====== FRAGMENTO DE PÁGINA ======

Las maneras de actuar, sentir y pensar pasan de vincularse a lo que se “debe vivir” a conectarse con lo que se “puede consumir”.  Ahora bien, para consumir lo que necesitamos (o creemos necesitar, que para eso se inventaron las marcas, la mercadotecnia y la publicidad) no importa la forma que tenga, mientras podamos pagarlo. ¿Para qué, entonces, preocuparse si una necesidad se satisface judaicamente o no? El proceso es tan gradual y silencioso que actúa tan sigilosamente como otras vías de asimilación. Sólo que es inconteniblemente más veloz. En el mundo moderno (y esto más allá del universo judío), cinco o seis generaciones en el imperio del mercado han arrasado con más características culturales que todos los conquistadores e imperios del pasado.

La expresión en la asimilación es que la gente va dejando de necesitar actuar, sentir y pensar como judía, porque da igual. Por supuesto, no da igual, al menos no para las comunidades judías, porque este tipo de integración se paga con el precio de la identidad.

¿Qué es lo que debemos hacer? En primer lugar, verificar en nosotros mismos hasta donde este proceso ha llegado y, sobre todo, comprender que el judaísmo no es un objeto que pueda distribuirse en cientos o miles de bienes y servicios administrados por el mercado. Porque, aunque el mercado diferencie los productos (ofreciéndonos formas judías de otras mercancías o mercantilizando lo judío en aspectos nuevos), al tratarnos a todos como productores o consumidores y a largo plazo (aunque siempre muy rápido, en términos históricos) siempre terminará por asimilarnos.

Sin una comprensión de este aspecto del proceso ninguna política comunitaria contra la asimilación será efectiva. Además, aunque son muchas las cosas que pueden hacer las personas y las familias, una respuesta efectiva deberá ser siempre comunitaria.

======

* [CONSIGNA 1]: Según el fragmento sobre la asimilación y el mercado, ¿qué precio se paga por este tipo de integración?
* [CONSIGNA 2]: Actualiza el fragmento sobre la asimilación desde "Sin una comprensión" hasta "ser siempre comunitaria." y cambia "política" por "estrategia".

====== DATOS PROPORCIONADOS ======

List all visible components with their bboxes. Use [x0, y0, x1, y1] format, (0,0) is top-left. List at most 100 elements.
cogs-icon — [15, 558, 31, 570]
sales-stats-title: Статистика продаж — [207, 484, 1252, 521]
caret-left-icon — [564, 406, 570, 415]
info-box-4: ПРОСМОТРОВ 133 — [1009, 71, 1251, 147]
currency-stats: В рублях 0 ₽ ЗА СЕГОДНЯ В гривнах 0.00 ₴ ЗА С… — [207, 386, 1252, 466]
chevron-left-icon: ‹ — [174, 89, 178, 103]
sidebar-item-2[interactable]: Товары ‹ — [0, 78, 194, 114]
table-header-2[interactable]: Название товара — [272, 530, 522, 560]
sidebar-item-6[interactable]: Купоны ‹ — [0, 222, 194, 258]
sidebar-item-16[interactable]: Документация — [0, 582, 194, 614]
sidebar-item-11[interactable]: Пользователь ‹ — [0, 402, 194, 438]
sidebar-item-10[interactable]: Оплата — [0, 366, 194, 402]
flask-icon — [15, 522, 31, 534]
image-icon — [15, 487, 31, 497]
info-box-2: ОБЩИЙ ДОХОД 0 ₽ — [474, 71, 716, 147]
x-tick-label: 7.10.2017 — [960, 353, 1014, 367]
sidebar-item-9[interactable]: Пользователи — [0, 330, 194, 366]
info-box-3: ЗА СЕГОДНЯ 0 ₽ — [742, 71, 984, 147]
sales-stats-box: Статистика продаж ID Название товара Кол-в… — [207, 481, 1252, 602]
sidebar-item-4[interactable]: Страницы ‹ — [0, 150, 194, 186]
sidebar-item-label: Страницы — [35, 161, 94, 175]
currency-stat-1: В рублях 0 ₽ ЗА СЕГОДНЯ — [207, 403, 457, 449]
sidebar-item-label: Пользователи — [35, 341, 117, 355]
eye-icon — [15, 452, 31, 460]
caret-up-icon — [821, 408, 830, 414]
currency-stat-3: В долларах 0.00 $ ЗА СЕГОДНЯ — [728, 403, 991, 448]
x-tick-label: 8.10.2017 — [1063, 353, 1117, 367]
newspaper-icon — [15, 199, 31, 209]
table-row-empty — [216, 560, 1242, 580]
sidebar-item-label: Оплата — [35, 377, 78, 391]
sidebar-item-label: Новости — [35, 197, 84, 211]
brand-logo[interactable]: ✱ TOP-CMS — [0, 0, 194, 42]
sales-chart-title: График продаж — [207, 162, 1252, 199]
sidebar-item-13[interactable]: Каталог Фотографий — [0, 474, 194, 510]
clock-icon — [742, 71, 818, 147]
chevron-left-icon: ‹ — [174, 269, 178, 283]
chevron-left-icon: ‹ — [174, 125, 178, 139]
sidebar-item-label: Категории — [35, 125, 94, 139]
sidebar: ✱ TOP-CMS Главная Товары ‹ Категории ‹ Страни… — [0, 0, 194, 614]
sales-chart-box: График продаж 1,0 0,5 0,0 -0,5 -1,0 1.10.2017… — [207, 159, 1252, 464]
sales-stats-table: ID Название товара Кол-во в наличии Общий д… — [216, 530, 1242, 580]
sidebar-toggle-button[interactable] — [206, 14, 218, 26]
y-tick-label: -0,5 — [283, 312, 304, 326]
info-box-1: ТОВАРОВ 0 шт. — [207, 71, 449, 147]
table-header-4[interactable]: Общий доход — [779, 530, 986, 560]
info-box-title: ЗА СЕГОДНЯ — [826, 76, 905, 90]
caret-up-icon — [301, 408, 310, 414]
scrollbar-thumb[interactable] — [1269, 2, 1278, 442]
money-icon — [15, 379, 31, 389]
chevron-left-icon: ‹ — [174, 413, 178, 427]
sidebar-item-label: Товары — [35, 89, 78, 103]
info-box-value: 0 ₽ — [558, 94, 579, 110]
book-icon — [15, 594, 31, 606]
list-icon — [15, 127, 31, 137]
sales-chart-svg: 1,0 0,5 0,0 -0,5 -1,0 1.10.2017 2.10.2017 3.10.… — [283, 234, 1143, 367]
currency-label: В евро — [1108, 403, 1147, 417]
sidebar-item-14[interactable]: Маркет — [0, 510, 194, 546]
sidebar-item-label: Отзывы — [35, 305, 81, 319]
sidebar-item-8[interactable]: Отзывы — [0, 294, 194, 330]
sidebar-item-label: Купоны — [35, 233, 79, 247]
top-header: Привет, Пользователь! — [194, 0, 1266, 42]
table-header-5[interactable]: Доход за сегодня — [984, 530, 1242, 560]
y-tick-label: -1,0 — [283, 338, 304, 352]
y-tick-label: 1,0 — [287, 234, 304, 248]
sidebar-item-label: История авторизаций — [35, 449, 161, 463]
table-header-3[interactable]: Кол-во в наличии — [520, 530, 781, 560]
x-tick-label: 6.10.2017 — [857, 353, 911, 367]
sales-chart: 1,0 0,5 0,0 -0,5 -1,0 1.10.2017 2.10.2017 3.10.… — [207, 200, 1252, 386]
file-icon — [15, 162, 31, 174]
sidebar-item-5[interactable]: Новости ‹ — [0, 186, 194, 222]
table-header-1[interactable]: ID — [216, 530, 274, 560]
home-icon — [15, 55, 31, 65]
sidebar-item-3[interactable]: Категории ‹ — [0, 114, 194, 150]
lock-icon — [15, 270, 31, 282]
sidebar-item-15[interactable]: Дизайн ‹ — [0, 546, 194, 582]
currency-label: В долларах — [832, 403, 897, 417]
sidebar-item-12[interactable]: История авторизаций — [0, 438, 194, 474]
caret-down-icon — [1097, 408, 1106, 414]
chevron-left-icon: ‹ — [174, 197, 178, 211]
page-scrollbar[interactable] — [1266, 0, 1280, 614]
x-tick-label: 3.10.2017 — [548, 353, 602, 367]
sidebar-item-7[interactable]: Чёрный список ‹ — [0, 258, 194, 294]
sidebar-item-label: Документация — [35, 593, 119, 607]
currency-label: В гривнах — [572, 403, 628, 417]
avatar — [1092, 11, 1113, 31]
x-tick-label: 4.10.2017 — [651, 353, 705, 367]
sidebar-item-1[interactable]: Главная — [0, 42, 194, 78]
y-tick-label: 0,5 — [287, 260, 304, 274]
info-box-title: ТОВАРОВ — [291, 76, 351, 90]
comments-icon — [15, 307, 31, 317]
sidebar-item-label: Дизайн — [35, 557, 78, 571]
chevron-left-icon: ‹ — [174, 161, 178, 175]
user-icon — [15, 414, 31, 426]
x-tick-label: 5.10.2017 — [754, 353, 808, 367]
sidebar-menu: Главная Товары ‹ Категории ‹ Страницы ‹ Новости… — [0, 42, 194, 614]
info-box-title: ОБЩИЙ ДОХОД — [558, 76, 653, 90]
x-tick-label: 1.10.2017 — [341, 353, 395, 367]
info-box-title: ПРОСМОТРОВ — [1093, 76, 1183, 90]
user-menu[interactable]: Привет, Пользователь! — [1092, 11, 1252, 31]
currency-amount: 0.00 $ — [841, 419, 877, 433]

======

* [RESPUESTA ESCRITA 1]: Se paga con el precio de la identidad.

* [RESPUESTA ESCRITA 2]:
Sin una comprensión de este aspecto del proceso ninguna estrategia comunitaria contra la asimilación será efectiva. Además, aunque son muchas las cosas que pueden hacer las personas y las familias, una respuesta efectiva deberá ser siempre comunitaria.